Every line below that mentions the word "fullname" should be copied out.

Dataset excerpts:
· · · · ·
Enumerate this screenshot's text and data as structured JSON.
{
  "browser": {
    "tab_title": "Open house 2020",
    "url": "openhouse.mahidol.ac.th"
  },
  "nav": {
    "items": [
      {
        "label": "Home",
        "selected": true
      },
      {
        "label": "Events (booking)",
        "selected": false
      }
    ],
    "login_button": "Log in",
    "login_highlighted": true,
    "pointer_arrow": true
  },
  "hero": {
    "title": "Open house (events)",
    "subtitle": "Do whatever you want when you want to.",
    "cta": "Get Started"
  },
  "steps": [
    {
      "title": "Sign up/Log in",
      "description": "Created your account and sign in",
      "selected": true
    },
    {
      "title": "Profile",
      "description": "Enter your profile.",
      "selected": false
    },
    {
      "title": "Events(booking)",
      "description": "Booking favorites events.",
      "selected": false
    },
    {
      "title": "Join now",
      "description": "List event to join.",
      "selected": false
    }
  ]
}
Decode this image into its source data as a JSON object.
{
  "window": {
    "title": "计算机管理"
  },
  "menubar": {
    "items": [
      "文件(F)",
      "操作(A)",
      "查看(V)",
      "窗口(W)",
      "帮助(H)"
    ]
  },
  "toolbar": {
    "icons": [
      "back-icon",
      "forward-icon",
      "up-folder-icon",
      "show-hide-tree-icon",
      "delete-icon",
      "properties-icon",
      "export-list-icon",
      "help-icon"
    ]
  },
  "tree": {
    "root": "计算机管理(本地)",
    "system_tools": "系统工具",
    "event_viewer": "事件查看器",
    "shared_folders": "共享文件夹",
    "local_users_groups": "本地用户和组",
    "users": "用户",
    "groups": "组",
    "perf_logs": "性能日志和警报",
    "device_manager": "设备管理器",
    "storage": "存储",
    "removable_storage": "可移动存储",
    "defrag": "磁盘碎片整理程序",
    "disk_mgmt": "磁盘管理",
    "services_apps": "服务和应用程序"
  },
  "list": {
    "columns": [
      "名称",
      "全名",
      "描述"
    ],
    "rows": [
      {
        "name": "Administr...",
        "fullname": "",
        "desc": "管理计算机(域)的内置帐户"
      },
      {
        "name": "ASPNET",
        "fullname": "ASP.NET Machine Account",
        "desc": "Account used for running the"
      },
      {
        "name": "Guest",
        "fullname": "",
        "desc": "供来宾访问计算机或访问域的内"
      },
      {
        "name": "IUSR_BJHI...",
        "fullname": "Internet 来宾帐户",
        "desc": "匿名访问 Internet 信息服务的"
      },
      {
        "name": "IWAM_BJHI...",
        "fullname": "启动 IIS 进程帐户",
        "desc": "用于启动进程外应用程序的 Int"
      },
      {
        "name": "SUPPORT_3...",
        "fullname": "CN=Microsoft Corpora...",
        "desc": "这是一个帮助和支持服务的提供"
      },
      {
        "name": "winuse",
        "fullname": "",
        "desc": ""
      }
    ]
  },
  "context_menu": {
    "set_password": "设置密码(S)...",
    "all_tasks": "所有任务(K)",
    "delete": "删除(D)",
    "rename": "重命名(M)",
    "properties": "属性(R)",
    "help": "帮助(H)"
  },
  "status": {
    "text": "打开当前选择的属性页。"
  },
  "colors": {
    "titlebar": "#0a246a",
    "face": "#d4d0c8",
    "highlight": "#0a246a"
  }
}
· · · · ·
▶ **Response to this task**:
        "fullname": "",
        "fullname": "ASP.NET Machine Account",
        "fullname": "",
        "fullname": "Internet 来宾帐户",
        "fullname": "启动 IIS 进程帐户",
        "fullname": "CN=Microsoft Corpora...",
        "fullname": "",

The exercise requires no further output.